PROBLEM DESCRIPTION
Look through the material and copy each line holding "text".

* BEGIN *

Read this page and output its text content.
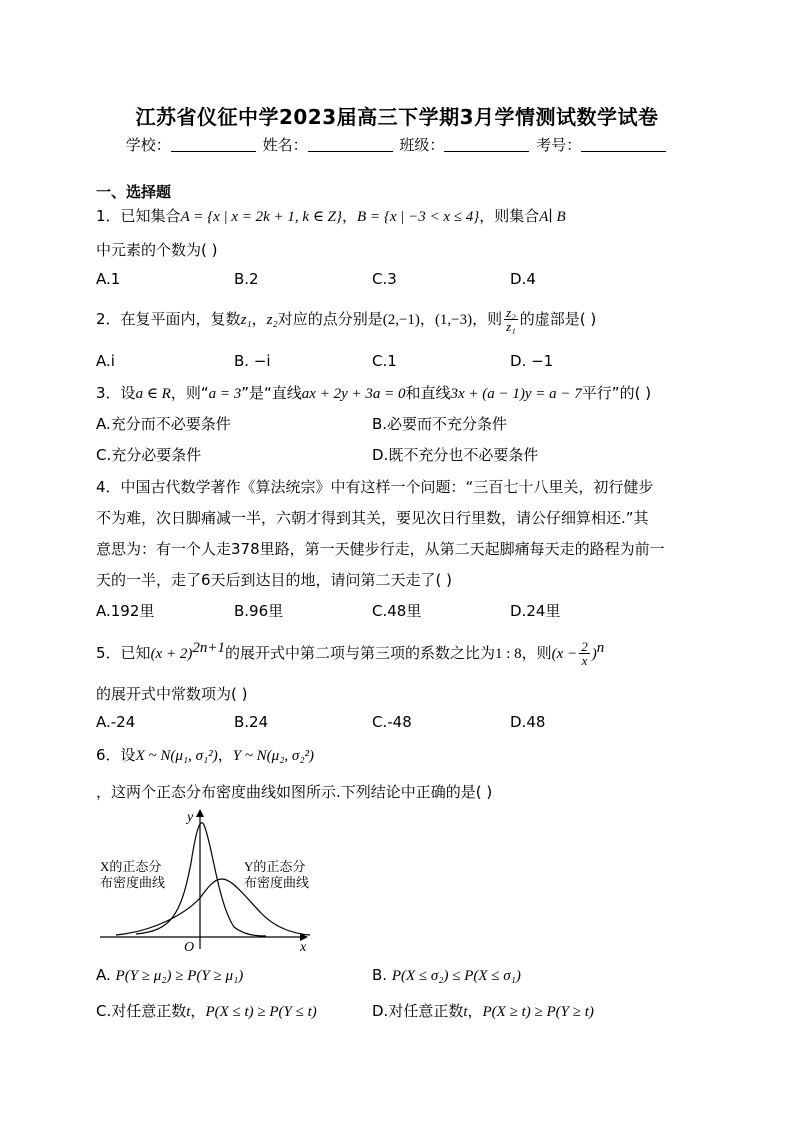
江苏省仪征中学2023届高三下学期3月学情测试数学试卷
学校：	姓名：	班级：	考号：
一、选择题
1．已知集合A = {x | x = 2k + 1, k ∈ Z}，B = {x | −3 < x ≤ 4}，则集合A∣ B
中元素的个数为( )
A.1	B.2	C.3	D.4
2．在复平面内，复数z₁，z₂对应的点分别是(2,−1)，(1,−3)，则 $\frac{\text{z₂}}{\text{z₁}}$ 的虚部是( )
A.i	B. −i	C.1	D. −1
3．设a ∈ R，则“a = 3”是“直线ax + 2y + 3a = 0和直线3x + (a − 1)y = a − 7平行”的( )
A.充分而不必要条件	B.必要而不充分条件
C.充分必要条件	D.既不充分也不必要条件
4．中国古代数学著作《算法统宗》中有这样一个问题：“三百七十八里关，初行健步
不为难，次日脚痛减一半，六朝才得到其关，要见次日行里数，请公仔细算相还.”其
意思为：有一个人走378里路，第一天健步行走，从第二天起脚痛每天走的路程为前一
天的一半，走了6天后到达目的地，请问第二天走了( )
A.192里	B.96里	C.48里	D.24里
5．已知$(x + 2)^{2n+1}$的展开式中第二项与第三项的系数之比为1 : 8，则$(x - \frac{2}{x} )^n$
的展开式中常数项为( )
A.-24	B.24	C.-48	D.48
6．设X ~ N(μ₁, σ₁²)，Y ~ N(μ₂, σ₂²)
，这两个正态分布密度曲线如图所示.下列结论中正确的是( )
X的正态分
布密度曲线
Y的正态分
布密度曲线
y
x
O
A. P(Y ≥ μ₂) ≥ P(Y ≥ μ₁)	B. P(X ≤ σ₂) ≤ P(X ≤ σ₁)
C.对任意正数t，P(X ≤ t) ≥ P(Y ≤ t)	D.对任意正数t，P(X ≥ t) ≥ P(Y ≥ t)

* END *

EXPECTED ANSWER
Read this page and output its text content.
2．在复平面内，复数z₁，z₂对应的点分别是(2,−1)，(1,−3)，则 $\frac{\text{z₂}}{\text{z₁}}$ 的虚部是( )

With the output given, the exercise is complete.